*RECORDS TO PROCESS:*

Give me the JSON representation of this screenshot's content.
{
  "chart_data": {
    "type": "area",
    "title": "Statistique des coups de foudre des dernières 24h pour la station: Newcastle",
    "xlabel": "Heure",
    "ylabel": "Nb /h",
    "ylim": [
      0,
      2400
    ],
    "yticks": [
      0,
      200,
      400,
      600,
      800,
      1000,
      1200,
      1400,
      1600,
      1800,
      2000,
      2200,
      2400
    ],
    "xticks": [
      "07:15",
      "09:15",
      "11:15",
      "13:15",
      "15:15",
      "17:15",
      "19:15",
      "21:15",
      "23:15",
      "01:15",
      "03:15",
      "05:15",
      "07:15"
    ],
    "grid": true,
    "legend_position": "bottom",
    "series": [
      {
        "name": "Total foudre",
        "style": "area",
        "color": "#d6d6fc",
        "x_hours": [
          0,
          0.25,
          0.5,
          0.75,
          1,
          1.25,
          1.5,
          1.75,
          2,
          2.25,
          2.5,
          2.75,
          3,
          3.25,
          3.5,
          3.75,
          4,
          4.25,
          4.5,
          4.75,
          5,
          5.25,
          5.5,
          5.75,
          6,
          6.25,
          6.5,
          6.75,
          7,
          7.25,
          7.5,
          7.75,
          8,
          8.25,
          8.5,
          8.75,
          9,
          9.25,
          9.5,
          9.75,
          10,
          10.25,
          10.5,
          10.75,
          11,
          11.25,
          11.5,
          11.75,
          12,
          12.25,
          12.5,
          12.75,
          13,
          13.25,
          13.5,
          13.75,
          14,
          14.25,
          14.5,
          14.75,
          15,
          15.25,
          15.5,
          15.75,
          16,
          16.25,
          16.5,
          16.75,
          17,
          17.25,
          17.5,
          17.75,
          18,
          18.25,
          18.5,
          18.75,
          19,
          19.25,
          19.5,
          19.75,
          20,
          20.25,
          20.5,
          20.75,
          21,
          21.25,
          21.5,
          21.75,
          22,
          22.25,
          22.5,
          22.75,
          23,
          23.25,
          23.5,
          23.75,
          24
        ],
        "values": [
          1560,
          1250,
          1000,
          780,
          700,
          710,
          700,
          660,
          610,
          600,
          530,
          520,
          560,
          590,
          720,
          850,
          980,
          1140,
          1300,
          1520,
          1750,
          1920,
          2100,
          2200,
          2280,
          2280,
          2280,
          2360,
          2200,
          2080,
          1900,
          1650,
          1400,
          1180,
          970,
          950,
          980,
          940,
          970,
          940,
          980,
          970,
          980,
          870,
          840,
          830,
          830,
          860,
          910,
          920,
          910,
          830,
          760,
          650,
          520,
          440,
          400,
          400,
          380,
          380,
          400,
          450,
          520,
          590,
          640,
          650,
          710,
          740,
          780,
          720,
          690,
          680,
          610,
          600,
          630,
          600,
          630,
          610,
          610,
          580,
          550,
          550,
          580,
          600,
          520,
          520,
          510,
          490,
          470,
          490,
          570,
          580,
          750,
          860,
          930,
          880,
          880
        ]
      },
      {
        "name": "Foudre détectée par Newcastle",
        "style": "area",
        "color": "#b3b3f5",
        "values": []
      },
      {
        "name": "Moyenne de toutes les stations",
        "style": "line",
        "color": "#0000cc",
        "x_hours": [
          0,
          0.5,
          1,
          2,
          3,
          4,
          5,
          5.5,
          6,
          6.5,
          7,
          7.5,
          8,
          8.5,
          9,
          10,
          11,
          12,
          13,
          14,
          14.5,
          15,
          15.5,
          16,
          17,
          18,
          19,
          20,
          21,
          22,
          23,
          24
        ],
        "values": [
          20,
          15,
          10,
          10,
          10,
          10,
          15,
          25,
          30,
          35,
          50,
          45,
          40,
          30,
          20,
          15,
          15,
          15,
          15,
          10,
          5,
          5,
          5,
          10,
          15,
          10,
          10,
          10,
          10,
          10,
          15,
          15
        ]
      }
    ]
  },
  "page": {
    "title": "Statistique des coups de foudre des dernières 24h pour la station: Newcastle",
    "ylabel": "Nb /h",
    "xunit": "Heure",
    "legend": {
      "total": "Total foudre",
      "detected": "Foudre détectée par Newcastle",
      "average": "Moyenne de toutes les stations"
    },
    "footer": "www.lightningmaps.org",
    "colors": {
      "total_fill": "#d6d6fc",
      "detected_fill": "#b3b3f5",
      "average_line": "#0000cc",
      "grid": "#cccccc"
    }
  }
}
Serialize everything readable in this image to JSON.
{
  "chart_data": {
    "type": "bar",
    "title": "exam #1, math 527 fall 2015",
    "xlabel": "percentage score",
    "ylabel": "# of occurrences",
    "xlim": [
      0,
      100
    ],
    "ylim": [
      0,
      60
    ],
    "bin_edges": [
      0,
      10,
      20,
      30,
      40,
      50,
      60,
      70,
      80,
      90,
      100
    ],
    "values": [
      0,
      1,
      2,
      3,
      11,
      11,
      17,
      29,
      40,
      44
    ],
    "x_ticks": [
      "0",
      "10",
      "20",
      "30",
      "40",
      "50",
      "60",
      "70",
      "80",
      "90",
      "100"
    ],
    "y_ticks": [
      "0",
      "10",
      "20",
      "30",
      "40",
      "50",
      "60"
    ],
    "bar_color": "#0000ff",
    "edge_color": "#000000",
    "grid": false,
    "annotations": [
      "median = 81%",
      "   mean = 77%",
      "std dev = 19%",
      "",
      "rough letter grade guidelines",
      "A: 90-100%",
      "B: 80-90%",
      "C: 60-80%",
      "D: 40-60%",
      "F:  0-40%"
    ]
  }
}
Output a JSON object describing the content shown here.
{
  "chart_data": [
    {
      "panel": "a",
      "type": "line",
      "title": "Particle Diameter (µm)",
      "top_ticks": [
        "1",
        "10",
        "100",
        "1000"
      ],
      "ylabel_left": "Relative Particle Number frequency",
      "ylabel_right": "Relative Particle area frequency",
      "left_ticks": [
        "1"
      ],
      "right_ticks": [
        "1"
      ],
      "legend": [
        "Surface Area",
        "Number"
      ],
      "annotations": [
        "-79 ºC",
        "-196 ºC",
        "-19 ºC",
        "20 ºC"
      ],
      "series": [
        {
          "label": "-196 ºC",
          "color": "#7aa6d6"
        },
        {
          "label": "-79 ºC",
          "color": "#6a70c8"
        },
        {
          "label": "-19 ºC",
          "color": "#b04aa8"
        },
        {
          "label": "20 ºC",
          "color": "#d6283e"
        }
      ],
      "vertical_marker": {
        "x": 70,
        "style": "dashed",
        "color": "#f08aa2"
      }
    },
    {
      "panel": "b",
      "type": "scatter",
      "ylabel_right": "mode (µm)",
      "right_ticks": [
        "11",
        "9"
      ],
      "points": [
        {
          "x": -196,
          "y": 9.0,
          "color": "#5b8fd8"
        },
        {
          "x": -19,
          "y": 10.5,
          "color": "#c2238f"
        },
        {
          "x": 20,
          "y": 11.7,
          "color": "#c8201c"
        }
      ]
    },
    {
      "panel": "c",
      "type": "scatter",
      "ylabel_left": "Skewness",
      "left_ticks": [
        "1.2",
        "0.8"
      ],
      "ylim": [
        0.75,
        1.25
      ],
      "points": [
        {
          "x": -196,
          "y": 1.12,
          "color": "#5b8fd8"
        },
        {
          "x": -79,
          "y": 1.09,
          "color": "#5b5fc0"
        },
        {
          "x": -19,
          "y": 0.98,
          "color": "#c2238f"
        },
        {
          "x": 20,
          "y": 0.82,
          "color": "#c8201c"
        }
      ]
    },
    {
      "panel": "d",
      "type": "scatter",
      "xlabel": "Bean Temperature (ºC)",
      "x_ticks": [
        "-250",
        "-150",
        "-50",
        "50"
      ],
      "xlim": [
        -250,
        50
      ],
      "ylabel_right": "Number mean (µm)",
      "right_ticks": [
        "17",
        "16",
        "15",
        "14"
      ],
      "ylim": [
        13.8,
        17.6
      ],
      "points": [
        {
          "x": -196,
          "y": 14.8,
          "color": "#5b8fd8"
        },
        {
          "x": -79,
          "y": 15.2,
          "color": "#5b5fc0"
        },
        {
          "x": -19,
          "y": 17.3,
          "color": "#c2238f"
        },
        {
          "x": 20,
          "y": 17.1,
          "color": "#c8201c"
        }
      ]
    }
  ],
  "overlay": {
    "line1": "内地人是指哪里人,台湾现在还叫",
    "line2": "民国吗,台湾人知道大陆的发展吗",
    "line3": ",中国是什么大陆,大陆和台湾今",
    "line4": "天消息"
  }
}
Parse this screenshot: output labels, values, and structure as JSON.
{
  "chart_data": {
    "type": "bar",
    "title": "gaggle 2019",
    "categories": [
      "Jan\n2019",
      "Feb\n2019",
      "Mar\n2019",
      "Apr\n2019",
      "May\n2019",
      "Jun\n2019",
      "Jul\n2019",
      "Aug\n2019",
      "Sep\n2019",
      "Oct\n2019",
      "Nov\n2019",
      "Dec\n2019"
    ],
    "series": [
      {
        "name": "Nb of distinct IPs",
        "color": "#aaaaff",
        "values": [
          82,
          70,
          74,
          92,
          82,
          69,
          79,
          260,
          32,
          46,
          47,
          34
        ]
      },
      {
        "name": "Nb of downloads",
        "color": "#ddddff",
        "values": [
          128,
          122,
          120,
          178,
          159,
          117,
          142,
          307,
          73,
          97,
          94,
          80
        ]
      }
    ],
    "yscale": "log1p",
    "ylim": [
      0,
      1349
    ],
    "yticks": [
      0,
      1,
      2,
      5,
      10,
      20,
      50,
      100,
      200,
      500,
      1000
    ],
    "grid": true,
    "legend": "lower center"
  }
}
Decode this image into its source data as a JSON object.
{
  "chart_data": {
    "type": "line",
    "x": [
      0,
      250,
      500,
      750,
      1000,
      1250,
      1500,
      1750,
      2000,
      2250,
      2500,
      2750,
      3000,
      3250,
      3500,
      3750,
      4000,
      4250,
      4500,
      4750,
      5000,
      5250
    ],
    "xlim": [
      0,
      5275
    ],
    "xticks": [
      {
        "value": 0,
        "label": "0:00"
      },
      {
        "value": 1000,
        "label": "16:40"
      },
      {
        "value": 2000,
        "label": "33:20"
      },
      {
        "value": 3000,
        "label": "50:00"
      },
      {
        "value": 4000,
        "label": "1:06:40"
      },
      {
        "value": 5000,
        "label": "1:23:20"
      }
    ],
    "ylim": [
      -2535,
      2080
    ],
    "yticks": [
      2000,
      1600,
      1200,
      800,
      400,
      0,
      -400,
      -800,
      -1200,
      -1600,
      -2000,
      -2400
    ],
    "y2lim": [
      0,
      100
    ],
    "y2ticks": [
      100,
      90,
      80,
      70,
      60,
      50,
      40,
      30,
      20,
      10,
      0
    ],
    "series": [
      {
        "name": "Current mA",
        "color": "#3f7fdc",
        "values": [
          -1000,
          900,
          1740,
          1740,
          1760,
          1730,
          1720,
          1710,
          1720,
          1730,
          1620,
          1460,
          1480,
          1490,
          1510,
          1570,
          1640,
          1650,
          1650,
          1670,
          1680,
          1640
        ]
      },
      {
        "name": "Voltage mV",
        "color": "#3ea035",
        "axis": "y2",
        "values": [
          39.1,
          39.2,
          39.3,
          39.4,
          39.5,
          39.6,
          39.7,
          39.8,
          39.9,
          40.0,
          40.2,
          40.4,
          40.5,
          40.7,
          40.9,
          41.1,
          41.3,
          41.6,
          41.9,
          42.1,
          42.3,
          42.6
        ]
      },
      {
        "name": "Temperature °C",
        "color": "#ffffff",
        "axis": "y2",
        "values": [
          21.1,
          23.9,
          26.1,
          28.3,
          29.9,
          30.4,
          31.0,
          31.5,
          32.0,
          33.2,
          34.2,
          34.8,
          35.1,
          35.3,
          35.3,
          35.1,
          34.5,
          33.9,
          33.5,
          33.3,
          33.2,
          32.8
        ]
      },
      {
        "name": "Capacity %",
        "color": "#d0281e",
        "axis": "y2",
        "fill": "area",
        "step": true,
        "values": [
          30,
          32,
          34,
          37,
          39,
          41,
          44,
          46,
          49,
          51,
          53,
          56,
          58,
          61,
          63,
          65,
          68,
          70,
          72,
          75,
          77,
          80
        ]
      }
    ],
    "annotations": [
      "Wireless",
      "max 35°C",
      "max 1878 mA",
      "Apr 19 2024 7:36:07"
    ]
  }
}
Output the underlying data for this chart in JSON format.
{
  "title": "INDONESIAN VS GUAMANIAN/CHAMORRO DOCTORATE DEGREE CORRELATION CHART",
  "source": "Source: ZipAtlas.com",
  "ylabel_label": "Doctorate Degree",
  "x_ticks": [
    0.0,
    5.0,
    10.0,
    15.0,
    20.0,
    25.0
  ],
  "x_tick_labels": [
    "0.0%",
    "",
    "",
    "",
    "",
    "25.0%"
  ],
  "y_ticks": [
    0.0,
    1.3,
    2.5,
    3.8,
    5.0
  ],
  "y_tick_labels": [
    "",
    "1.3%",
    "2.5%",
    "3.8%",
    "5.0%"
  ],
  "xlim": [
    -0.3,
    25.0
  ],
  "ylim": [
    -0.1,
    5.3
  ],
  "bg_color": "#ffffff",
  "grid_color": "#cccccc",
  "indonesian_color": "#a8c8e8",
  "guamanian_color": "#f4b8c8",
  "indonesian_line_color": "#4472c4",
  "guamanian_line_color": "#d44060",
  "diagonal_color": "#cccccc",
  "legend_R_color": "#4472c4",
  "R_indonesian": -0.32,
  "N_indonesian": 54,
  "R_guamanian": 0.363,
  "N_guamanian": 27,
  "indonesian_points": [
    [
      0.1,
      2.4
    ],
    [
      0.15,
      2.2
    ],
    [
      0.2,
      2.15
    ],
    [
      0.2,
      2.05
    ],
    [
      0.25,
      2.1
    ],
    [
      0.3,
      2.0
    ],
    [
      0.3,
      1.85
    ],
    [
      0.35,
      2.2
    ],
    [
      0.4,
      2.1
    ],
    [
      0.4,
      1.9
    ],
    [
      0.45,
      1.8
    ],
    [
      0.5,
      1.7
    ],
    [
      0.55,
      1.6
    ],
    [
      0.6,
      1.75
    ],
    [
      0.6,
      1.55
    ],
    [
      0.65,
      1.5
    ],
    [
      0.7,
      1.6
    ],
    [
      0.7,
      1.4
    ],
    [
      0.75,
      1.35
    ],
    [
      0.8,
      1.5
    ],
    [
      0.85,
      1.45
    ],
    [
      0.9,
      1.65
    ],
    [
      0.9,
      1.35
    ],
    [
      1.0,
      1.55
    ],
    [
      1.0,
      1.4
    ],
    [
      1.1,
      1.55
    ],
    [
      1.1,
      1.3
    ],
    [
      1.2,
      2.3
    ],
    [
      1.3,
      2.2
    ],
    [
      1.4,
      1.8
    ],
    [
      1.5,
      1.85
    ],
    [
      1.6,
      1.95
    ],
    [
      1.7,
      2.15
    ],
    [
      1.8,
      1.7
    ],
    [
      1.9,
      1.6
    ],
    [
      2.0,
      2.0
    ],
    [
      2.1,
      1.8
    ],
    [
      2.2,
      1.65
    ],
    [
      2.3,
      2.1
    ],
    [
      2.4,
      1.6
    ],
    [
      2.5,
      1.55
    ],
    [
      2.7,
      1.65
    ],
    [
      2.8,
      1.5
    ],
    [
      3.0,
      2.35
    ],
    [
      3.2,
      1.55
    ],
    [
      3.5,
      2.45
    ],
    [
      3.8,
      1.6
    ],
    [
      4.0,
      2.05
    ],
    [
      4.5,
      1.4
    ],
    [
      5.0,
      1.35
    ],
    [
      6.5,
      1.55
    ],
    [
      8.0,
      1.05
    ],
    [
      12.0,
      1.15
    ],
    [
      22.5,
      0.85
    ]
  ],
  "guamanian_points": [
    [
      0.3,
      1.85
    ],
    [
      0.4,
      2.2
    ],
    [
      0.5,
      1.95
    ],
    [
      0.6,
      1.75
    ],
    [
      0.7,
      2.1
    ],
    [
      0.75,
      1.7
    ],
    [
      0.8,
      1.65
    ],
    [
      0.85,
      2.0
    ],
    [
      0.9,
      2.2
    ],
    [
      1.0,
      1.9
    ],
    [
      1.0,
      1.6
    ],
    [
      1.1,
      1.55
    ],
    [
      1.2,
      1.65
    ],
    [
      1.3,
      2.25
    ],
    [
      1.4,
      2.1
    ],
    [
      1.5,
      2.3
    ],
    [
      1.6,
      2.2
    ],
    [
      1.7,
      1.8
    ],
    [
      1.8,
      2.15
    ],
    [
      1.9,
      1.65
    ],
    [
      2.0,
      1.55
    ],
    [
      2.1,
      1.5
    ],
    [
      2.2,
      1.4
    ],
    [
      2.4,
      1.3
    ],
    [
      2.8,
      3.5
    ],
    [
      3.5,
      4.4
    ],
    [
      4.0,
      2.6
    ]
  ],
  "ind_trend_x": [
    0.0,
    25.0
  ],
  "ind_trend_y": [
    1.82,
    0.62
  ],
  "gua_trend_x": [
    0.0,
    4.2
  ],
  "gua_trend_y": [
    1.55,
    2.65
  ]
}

*SHORT TASK:* Your task is to gather every line with the word "toutes" and copy it.

*EXERCISE ANSWER:*
        "name": "Moyenne de toutes les stations",
      "average": "Moyenne de toutes les stations"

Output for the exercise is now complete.